● WHAT YOU HAVE TO DO
From the listing below, pull each line that includes "JSON".

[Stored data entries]
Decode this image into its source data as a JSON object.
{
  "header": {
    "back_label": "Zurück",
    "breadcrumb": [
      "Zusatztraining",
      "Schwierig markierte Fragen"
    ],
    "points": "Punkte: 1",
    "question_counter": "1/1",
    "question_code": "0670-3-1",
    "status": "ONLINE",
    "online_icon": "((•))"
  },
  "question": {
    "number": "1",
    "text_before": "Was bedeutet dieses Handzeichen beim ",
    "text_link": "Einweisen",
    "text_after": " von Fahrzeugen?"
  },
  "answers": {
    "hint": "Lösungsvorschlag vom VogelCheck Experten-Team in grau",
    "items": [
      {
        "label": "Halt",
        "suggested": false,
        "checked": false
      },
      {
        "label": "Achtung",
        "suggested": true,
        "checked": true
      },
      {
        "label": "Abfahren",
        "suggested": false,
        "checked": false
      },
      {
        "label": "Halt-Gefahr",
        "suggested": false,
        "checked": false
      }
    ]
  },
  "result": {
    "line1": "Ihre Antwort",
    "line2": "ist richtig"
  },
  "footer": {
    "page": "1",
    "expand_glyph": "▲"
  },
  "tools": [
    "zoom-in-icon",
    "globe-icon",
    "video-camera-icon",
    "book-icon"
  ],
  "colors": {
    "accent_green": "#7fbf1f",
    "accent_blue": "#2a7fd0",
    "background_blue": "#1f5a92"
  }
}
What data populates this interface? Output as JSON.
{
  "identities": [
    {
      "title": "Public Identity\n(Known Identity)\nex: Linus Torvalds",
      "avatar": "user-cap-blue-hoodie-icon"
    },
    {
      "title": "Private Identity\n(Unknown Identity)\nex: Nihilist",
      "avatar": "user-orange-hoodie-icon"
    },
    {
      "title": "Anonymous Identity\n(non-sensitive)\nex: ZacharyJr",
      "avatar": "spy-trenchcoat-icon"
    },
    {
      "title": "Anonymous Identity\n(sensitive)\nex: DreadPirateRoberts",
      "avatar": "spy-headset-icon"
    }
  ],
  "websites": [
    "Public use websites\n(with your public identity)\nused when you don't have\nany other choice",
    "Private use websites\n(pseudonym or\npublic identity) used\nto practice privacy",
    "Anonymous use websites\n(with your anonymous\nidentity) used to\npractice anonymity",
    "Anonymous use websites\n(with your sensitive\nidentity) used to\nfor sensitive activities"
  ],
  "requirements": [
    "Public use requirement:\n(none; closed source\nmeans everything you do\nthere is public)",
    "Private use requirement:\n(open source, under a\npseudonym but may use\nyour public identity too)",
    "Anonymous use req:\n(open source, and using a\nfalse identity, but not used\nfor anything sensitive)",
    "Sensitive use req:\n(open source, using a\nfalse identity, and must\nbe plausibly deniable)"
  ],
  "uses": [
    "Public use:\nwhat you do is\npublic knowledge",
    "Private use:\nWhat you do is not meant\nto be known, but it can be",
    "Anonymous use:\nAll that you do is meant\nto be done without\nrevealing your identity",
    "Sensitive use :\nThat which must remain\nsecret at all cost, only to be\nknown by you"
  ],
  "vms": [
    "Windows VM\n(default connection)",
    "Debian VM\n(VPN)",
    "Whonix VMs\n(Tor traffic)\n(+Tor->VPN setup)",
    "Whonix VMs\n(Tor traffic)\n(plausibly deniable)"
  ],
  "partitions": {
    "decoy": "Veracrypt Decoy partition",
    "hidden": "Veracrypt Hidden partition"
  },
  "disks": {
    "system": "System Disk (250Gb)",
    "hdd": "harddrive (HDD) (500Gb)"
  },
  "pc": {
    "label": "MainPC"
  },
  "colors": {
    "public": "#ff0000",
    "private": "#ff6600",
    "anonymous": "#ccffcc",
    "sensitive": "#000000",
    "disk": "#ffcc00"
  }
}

● FULL SOLUTION
Decode this image into its source data as a JSON object.
What data populates this interface? Output as JSON.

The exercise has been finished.